EXERCISE DETAILS -
Retype all the entries word for word, but omit the pictures.
==== PROVIDED INFORMATION ====
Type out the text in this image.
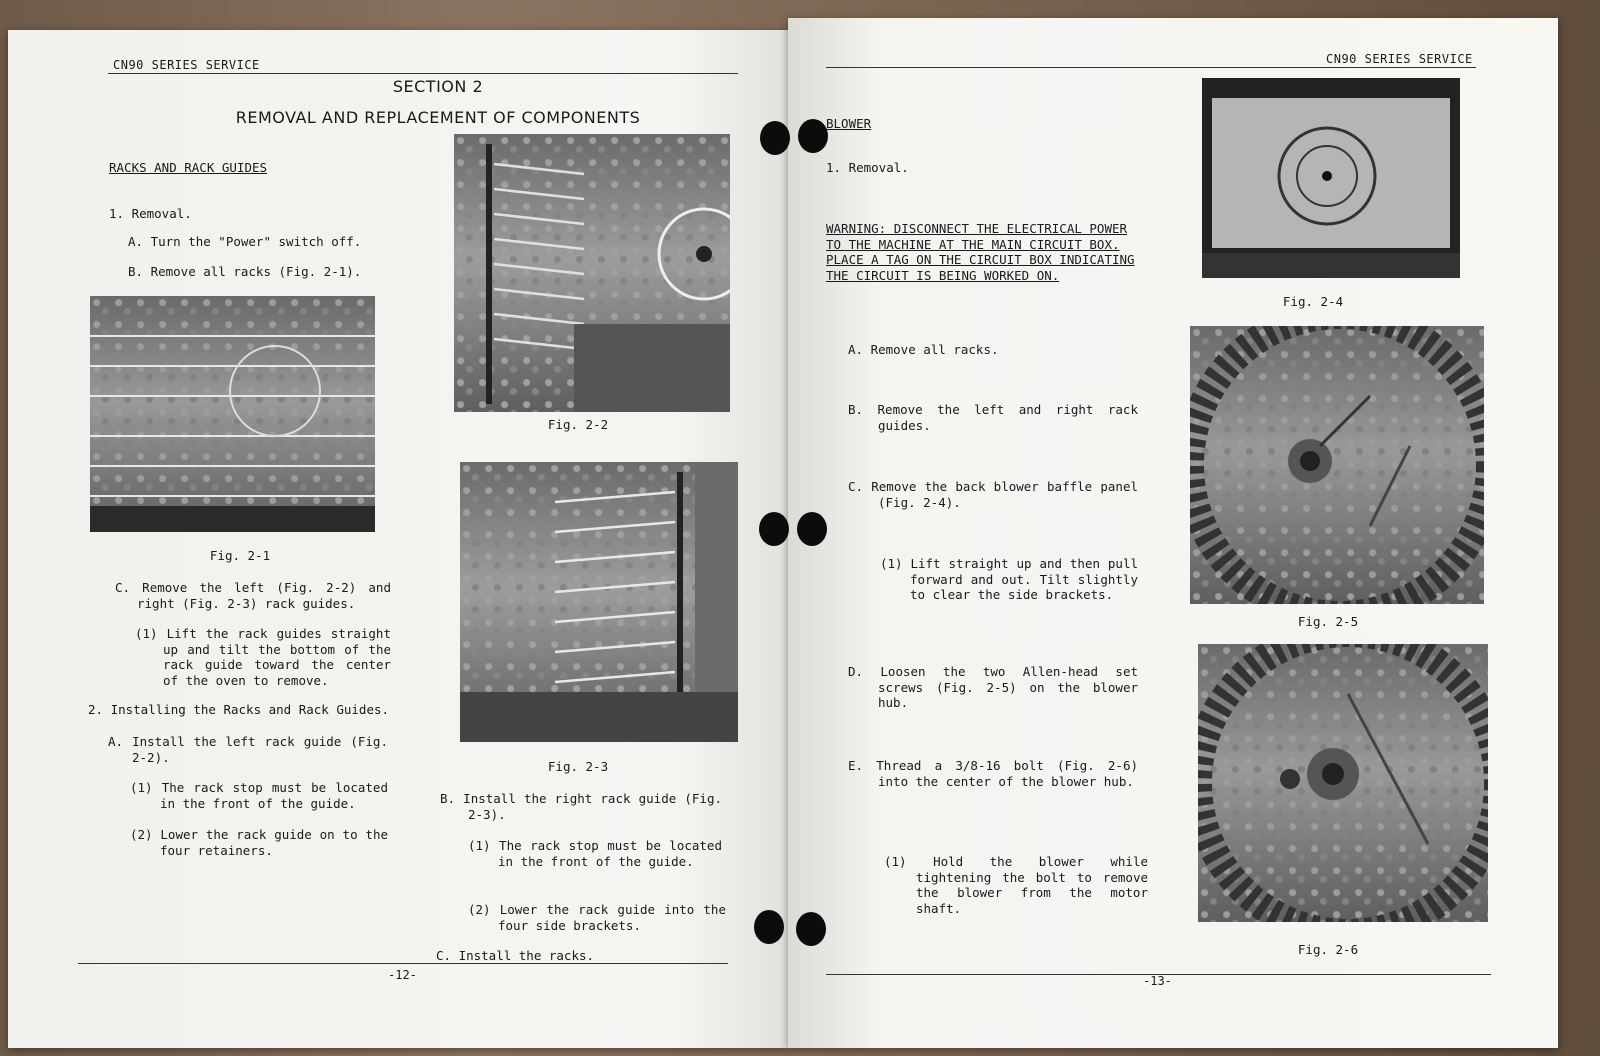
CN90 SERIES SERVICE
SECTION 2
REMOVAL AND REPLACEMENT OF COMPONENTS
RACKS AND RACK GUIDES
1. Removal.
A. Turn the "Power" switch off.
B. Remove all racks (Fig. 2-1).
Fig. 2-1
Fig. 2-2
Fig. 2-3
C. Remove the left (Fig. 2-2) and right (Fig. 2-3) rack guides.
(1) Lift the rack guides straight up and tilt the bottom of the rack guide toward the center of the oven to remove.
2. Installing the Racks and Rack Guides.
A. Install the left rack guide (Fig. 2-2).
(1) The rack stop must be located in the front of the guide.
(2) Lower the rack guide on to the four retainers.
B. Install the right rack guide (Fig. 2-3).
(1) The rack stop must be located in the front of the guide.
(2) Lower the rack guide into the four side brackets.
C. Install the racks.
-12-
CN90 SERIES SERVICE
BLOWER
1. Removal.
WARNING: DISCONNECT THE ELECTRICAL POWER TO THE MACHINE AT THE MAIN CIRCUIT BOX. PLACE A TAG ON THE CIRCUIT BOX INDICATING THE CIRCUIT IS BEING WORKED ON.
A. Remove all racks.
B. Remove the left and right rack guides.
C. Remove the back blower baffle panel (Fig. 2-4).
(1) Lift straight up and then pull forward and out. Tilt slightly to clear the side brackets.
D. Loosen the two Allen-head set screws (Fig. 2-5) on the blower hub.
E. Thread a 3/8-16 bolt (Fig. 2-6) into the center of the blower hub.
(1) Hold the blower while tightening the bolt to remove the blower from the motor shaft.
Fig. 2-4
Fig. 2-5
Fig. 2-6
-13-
====
OUTPUT OF THE EXERCISE -
Type out the text in this image.
CN90 SERIES SERVICE
SECTION 2
REMOVAL AND REPLACEMENT OF COMPONENTS
RACKS AND RACK GUIDES
1. Removal.
A. Turn the "Power" switch off.
B. Remove all racks (Fig. 2-1).
Fig. 2-1
Fig. 2-2
Fig. 2-3
C. Remove the left (Fig. 2-2) and right (Fig. 2-3) rack guides.
(1) Lift the rack guides straight up and tilt the bottom of the rack guide toward the center of the oven to remove.
2. Installing the Racks and Rack Guides.
A. Install the left rack guide (Fig. 2-2).
(1) The rack stop must be located in the front of the guide.
(2) Lower the rack guide on to the four retainers.
B. Install the right rack guide (Fig. 2-3).
(1) The rack stop must be located in the front of the guide.
(2) Lower the rack guide into the four side brackets.
C. Install the racks.
-12-
CN90 SERIES SERVICE
BLOWER
1. Removal.
WARNING: DISCONNECT THE ELECTRICAL POWER TO THE MACHINE AT THE MAIN CIRCUIT BOX. PLACE A TAG ON THE CIRCUIT BOX INDICATING THE CIRCUIT IS BEING WORKED ON.
A. Remove all racks.
B. Remove the left and right rack guides.
C. Remove the back blower baffle panel (Fig. 2-4).
(1) Lift straight up and then pull forward and out. Tilt slightly to clear the side brackets.
D. Loosen the two Allen-head set screws (Fig. 2-5) on the blower hub.
E. Thread a 3/8-16 bolt (Fig. 2-6) into the center of the blower hub.
(1) Hold the blower while tightening the bolt to remove the blower from the motor shaft.
Fig. 2-4
Fig. 2-5
Fig. 2-6
-13-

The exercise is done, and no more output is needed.